[Figure record extracts]
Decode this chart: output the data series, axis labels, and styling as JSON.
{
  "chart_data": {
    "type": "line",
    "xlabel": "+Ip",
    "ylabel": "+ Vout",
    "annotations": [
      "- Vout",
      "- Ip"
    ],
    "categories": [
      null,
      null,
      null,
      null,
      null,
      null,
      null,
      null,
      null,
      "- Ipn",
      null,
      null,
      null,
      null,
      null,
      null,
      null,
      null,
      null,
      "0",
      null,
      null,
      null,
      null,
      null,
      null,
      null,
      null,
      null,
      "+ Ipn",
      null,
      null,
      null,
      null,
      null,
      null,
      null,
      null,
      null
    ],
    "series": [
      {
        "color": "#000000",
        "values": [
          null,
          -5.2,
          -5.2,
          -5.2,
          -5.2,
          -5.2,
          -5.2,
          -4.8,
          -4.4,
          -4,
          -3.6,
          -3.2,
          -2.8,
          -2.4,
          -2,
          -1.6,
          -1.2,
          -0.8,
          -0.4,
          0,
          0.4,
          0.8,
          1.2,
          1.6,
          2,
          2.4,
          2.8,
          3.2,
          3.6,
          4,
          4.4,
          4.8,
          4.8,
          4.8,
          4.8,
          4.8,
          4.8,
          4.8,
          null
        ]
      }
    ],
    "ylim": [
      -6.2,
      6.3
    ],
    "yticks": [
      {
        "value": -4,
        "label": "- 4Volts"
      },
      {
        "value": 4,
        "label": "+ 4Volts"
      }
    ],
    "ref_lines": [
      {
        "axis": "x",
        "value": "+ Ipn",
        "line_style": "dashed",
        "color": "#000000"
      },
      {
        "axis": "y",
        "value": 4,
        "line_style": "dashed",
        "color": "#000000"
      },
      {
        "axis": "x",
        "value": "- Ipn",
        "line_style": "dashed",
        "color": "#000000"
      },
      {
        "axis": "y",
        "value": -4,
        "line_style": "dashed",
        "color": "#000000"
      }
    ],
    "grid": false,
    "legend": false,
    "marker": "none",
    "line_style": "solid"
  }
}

**What needs to be done:** Using the data above, print every record exactly as shown.

**Written solution:**
Decode this chart: output the data series, axis labels, and styling as JSON.
{
  "chart_data": {
    "type": "line",
    "xlabel": "+Ip",
    "ylabel": "+ Vout",
    "annotations": [
      "- Vout",
      "- Ip"
    ],
    "categories": [
      null,
      null,
      null,
      null,
      null,
      null,
      null,
      null,
      null,
      "- Ipn",
      null,
      null,
      null,
      null,
      null,
      null,
      null,
      null,
      null,
      "0",
      null,
      null,
      null,
      null,
      null,
      null,
      null,
      null,
      null,
      "+ Ipn",
      null,
      null,
      null,
      null,
      null,
      null,
      null,
      null,
      null
    ],
    "series": [
      {
        "color": "#000000",
        "values": [
          null,
          -5.2,
          -5.2,
          -5.2,
          -5.2,
          -5.2,
          -5.2,
          -4.8,
          -4.4,
          -4,
          -3.6,
          -3.2,
          -2.8,
          -2.4,
          -2,
          -1.6,
          -1.2,
          -0.8,
          -0.4,
          0,
          0.4,
          0.8,
          1.2,
          1.6,
          2,
          2.4,
          2.8,
          3.2,
          3.6,
          4,
          4.4,
          4.8,
          4.8,
          4.8,
          4.8,
          4.8,
          4.8,
          4.8,
          null
        ]
      }
    ],
    "ylim": [
      -6.2,
      6.3
    ],
    "yticks": [
      {
        "value": -4,
        "label": "- 4Volts"
      },
      {
        "value": 4,
        "label": "+ 4Volts"
      }
    ],
    "ref_lines": [
      {
        "axis": "x",
        "value": "+ Ipn",
        "line_style": "dashed",
        "color": "#000000"
      },
      {
        "axis": "y",
        "value": 4,
        "line_style": "dashed",
        "color": "#000000"
      },
      {
        "axis": "x",
        "value": "- Ipn",
        "line_style": "dashed",
        "color": "#000000"
      },
      {
        "axis": "y",
        "value": -4,
        "line_style": "dashed",
        "color": "#000000"
      }
    ],
    "grid": false,
    "legend": false,
    "marker": "none",
    "line_style": "solid"
  }
}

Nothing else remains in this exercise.